Check each line of the listing, and copy it if it contains the word "icon".

─── Listing ───

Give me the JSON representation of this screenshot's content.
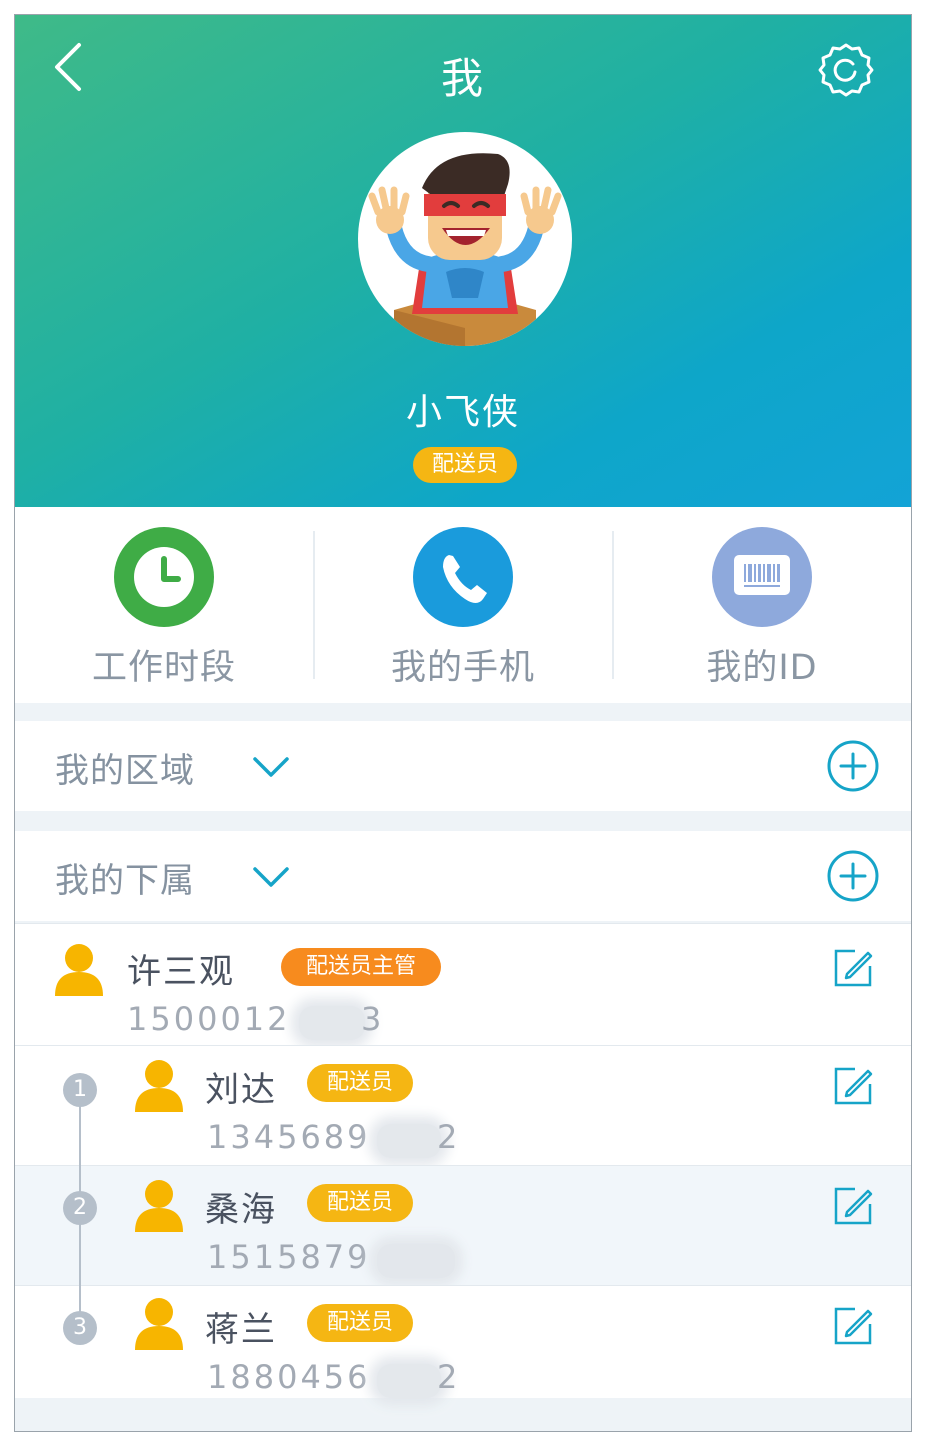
{
  "header": {
    "title": "我",
    "back_icon": "chevron-left-icon",
    "settings_icon": "gear-icon",
    "username": "小飞侠",
    "role": "配送员",
    "colors": {
      "gradient_start": "#3fba88",
      "gradient_end": "#13a3d6"
    }
  },
  "actions": [
    {
      "label": "工作时段",
      "icon": "clock-icon",
      "color": "#3fac46"
    },
    {
      "label": "我的手机",
      "icon": "phone-icon",
      "color": "#1a9bdc"
    },
    {
      "label": "我的ID",
      "icon": "barcode-icon",
      "color": "#8ea9dc"
    }
  ],
  "sections": {
    "region": {
      "title": "我的区域",
      "expand_icon": "chevron-down-icon",
      "add_icon": "plus-circle-icon"
    },
    "subordinates": {
      "title": "我的下属",
      "expand_icon": "chevron-down-icon",
      "add_icon": "plus-circle-icon"
    }
  },
  "supervisor": {
    "name": "许三观",
    "badge": "配送员主管",
    "phone": "1500012",
    "phone_tail": "3"
  },
  "subordinates": [
    {
      "index": "1",
      "name": "刘达",
      "badge": "配送员",
      "phone": "1345689",
      "phone_tail": "2"
    },
    {
      "index": "2",
      "name": "桑海",
      "badge": "配送员",
      "phone": "1515879",
      "phone_tail": ""
    },
    {
      "index": "3",
      "name": "蒋兰",
      "badge": "配送员",
      "phone": "1880456",
      "phone_tail": "2"
    }
  ],
  "colors": {
    "accent": "#16a4c8",
    "badge_orange": "#f78b1e",
    "badge_yellow": "#f5b613",
    "person_yellow": "#f7b500"
  }
}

───

Exercise answer ->
    "back_icon": "chevron-left-icon",
    "settings_icon": "gear-icon",
      "icon": "clock-icon",
      "icon": "phone-icon",
      "icon": "barcode-icon",
      "expand_icon": "chevron-down-icon",
      "add_icon": "plus-circle-icon"
      "expand_icon": "chevron-down-icon",
      "add_icon": "plus-circle-icon"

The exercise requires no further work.